╭─ INFORMATION GIVEN

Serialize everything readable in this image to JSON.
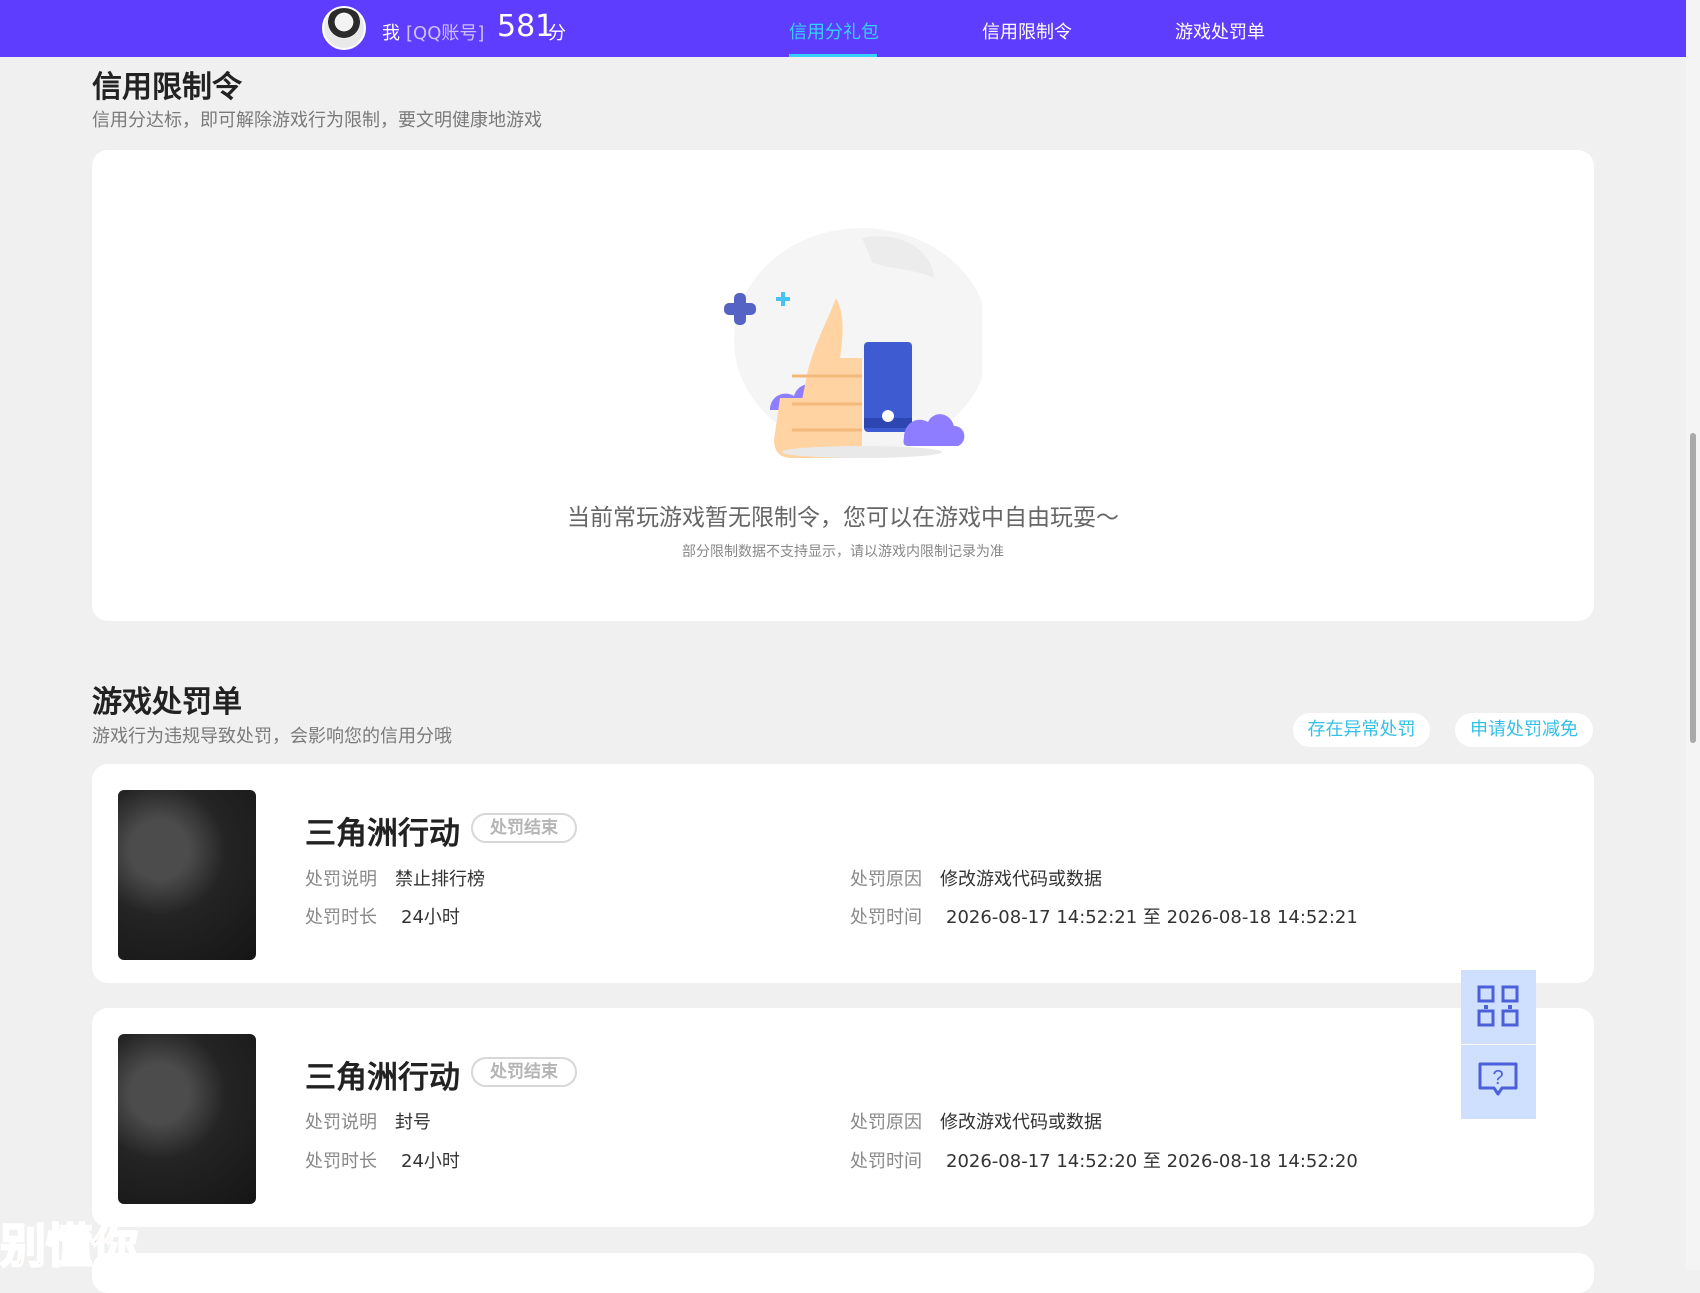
{
  "header": {
    "me": "我",
    "account": "[QQ账号]",
    "score": "581",
    "score_unit": "分",
    "tabs": [
      "信用分礼包",
      "信用限制令",
      "游戏处罚单"
    ]
  },
  "restrictions": {
    "title": "信用限制令",
    "subtitle": "信用分达标，即可解除游戏行为限制，要文明健康地游戏",
    "empty_text": "当前常玩游戏暂无限制令，您可以在游戏中自由玩耍～",
    "empty_note": "部分限制数据不支持显示，请以游戏内限制记录为准"
  },
  "penalties": {
    "title": "游戏处罚单",
    "subtitle": "游戏行为违规导致处罚，会影响您的信用分哦",
    "buttons": [
      "存在异常处罚",
      "申请处罚减免"
    ],
    "labels": {
      "desc": "处罚说明",
      "duration": "处罚时长",
      "reason": "处罚原因",
      "time": "处罚时间"
    },
    "items": [
      {
        "game": "三角洲行动",
        "status": "处罚结束",
        "desc": "禁止排行榜",
        "duration": "24小时",
        "reason": "修改游戏代码或数据",
        "time": "2026-08-17 14:52:21 至 2026-08-18 14:52:21"
      },
      {
        "game": "三角洲行动",
        "status": "处罚结束",
        "desc": "封号",
        "duration": "24小时",
        "reason": "修改游戏代码或数据",
        "time": "2026-08-17 14:52:20 至 2026-08-18 14:52:20"
      }
    ]
  },
  "side_icons": [
    "qr-code-icon",
    "help-chat-icon"
  ],
  "watermark": "别懂你"
}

╰─

(THE PROBLEM): Write out the listing above exactly as it stands, pictures excluded.

(ANSWER IN FULL):
Serialize everything readable in this image to JSON.
{
  "header": {
    "me": "我",
    "account": "[QQ账号]",
    "score": "581",
    "score_unit": "分",
    "tabs": [
      "信用分礼包",
      "信用限制令",
      "游戏处罚单"
    ]
  },
  "restrictions": {
    "title": "信用限制令",
    "subtitle": "信用分达标，即可解除游戏行为限制，要文明健康地游戏",
    "empty_text": "当前常玩游戏暂无限制令，您可以在游戏中自由玩耍～",
    "empty_note": "部分限制数据不支持显示，请以游戏内限制记录为准"
  },
  "penalties": {
    "title": "游戏处罚单",
    "subtitle": "游戏行为违规导致处罚，会影响您的信用分哦",
    "buttons": [
      "存在异常处罚",
      "申请处罚减免"
    ],
    "labels": {
      "desc": "处罚说明",
      "duration": "处罚时长",
      "reason": "处罚原因",
      "time": "处罚时间"
    },
    "items": [
      {
        "game": "三角洲行动",
        "status": "处罚结束",
        "desc": "禁止排行榜",
        "duration": "24小时",
        "reason": "修改游戏代码或数据",
        "time": "2026-08-17 14:52:21 至 2026-08-18 14:52:21"
      },
      {
        "game": "三角洲行动",
        "status": "处罚结束",
        "desc": "封号",
        "duration": "24小时",
        "reason": "修改游戏代码或数据",
        "time": "2026-08-17 14:52:20 至 2026-08-18 14:52:20"
      }
    ]
  },
  "side_icons": [
    "qr-code-icon",
    "help-chat-icon"
  ],
  "watermark": "别懂你"
}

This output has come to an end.